--- START AVAILABLE RECORDS ---

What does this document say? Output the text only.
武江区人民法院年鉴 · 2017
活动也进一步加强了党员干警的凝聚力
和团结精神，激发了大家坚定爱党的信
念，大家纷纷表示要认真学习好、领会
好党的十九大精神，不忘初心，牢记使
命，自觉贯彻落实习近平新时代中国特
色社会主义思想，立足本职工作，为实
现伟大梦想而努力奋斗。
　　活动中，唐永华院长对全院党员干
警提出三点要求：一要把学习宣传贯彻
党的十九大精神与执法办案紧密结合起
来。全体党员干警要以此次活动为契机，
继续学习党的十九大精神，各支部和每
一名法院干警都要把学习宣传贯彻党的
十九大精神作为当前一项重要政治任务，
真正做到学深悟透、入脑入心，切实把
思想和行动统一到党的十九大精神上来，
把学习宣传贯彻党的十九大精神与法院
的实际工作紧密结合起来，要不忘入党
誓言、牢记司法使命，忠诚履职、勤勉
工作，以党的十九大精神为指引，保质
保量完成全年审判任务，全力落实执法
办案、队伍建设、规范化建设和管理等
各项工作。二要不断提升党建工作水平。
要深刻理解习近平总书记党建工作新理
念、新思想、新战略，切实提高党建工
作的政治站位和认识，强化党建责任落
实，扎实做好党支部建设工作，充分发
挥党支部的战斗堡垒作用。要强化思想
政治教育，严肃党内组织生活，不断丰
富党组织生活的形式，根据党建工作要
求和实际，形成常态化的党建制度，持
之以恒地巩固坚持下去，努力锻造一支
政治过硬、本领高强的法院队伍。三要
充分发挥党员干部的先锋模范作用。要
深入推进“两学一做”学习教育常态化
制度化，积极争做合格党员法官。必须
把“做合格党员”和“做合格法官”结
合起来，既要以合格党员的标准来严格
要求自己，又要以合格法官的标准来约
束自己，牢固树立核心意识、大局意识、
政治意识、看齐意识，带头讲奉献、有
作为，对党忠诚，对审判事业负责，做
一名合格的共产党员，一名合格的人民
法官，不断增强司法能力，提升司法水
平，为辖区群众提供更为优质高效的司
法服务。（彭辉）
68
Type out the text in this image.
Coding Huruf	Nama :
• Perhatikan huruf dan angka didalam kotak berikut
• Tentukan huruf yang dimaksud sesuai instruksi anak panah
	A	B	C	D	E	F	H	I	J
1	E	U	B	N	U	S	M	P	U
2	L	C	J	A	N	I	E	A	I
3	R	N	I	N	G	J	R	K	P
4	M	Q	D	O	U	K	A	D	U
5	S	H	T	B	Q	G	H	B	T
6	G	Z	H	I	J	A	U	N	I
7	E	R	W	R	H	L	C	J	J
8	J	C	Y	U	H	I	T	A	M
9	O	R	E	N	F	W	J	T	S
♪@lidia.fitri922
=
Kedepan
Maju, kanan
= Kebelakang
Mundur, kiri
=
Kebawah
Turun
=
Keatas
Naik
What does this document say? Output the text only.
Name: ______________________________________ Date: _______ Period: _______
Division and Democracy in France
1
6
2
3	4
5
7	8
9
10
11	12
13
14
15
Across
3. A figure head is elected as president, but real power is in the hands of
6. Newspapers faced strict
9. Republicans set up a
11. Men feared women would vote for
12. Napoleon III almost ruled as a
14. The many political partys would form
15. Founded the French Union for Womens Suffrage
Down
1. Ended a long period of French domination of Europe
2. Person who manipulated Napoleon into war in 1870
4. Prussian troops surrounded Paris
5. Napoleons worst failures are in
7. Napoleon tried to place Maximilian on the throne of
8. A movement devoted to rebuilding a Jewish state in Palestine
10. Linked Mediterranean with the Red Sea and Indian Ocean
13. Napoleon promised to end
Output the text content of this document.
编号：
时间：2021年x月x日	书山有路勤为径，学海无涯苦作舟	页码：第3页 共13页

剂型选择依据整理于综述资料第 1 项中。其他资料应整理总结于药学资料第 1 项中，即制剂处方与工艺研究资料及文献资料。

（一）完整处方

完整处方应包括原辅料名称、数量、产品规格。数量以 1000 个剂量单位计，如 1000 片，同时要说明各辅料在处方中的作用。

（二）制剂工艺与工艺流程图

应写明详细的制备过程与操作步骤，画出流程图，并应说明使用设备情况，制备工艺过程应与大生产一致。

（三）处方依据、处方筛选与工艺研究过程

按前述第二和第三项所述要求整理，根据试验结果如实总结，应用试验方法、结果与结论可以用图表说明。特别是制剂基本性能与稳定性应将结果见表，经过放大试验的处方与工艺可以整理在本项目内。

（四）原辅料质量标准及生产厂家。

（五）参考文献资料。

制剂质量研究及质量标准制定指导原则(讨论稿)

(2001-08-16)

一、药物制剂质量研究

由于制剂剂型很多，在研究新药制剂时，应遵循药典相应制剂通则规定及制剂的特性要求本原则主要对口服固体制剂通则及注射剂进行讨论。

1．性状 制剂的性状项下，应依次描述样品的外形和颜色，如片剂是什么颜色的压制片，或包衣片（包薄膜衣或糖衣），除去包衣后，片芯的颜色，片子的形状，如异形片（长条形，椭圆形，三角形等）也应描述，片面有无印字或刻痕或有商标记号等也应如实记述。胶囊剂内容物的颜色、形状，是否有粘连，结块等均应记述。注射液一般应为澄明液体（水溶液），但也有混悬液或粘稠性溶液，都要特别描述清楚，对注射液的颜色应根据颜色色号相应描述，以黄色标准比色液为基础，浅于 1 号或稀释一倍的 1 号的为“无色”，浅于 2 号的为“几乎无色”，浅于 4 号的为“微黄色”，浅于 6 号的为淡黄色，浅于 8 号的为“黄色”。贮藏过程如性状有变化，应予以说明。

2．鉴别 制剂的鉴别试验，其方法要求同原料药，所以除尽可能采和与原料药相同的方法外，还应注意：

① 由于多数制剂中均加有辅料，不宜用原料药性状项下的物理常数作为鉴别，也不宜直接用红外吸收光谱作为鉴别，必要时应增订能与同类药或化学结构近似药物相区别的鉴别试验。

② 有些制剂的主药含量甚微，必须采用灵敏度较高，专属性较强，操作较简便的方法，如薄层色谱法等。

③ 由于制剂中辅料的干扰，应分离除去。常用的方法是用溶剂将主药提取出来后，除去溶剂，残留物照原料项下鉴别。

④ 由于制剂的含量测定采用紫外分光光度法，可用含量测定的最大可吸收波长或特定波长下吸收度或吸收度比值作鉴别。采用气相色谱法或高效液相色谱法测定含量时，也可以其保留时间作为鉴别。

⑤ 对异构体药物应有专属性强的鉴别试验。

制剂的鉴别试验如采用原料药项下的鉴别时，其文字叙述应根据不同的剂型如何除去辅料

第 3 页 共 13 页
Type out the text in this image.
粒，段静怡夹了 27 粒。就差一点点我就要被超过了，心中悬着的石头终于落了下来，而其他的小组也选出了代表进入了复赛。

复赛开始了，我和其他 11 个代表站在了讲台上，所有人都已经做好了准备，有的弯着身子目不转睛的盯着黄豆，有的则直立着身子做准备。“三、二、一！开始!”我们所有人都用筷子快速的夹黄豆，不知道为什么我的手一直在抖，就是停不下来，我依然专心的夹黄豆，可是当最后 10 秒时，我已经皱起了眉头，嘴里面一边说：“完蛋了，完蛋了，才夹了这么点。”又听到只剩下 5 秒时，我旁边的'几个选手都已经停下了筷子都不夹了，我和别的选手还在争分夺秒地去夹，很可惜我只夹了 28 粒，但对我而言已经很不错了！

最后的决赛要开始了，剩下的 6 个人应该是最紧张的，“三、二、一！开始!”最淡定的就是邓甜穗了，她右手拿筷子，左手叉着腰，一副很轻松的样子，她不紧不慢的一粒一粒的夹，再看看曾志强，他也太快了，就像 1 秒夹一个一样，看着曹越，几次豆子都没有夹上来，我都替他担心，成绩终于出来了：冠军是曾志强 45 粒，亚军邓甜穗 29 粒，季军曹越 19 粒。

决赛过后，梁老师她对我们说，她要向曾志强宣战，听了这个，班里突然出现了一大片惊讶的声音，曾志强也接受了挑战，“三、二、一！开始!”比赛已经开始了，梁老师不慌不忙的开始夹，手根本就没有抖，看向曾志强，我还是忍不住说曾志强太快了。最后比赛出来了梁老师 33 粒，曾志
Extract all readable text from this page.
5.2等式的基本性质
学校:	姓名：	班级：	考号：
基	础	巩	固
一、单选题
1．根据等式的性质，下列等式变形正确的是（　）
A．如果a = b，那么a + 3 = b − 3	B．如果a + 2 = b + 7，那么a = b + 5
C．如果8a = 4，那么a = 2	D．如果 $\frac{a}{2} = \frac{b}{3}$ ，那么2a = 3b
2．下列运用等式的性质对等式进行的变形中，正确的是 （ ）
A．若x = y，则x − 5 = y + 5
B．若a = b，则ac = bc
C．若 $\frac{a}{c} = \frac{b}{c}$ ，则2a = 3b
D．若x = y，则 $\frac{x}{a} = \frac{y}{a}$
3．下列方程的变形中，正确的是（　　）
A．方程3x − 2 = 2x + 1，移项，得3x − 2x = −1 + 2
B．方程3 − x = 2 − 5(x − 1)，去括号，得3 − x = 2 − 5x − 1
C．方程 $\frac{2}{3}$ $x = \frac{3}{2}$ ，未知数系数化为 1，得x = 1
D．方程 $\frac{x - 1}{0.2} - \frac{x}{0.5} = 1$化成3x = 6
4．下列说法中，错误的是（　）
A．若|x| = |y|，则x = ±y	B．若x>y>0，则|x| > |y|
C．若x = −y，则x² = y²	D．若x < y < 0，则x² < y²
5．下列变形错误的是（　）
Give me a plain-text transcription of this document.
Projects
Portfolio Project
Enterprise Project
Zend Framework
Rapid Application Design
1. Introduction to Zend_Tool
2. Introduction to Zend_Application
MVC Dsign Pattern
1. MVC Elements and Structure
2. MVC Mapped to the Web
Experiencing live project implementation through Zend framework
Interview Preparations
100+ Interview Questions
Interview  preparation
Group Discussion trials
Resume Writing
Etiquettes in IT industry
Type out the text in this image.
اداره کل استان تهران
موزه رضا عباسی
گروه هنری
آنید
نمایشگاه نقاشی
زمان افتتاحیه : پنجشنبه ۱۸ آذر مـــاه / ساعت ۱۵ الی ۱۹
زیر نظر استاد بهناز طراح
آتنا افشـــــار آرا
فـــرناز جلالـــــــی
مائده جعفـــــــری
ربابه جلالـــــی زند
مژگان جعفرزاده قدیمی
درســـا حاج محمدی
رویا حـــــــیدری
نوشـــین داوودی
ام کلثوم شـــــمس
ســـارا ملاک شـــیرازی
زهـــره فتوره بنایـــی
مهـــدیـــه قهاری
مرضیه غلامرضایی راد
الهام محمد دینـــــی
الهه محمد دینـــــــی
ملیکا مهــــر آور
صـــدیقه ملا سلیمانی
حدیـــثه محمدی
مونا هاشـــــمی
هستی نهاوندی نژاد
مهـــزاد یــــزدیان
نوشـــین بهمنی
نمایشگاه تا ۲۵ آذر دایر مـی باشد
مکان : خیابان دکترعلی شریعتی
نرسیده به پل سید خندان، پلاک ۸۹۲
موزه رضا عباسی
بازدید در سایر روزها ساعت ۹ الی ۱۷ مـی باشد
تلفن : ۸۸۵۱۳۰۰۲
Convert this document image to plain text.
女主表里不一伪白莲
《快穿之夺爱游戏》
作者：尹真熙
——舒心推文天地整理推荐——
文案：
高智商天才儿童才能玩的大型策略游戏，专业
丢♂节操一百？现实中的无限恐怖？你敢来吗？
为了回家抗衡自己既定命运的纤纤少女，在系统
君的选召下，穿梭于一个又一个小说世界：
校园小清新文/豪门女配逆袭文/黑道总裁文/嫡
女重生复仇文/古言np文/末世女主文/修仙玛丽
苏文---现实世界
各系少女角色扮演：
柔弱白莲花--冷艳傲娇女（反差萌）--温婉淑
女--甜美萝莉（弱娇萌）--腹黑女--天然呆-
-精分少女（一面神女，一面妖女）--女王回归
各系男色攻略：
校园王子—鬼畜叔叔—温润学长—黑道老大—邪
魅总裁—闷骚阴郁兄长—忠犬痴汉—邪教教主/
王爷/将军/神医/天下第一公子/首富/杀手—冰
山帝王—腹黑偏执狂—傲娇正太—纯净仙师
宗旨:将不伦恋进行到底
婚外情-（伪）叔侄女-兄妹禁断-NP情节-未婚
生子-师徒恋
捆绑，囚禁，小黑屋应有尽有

--- END AVAILABLE RECORDS ---

Scan the records above, count the lines with "Introduction" in them, and give only the number.

2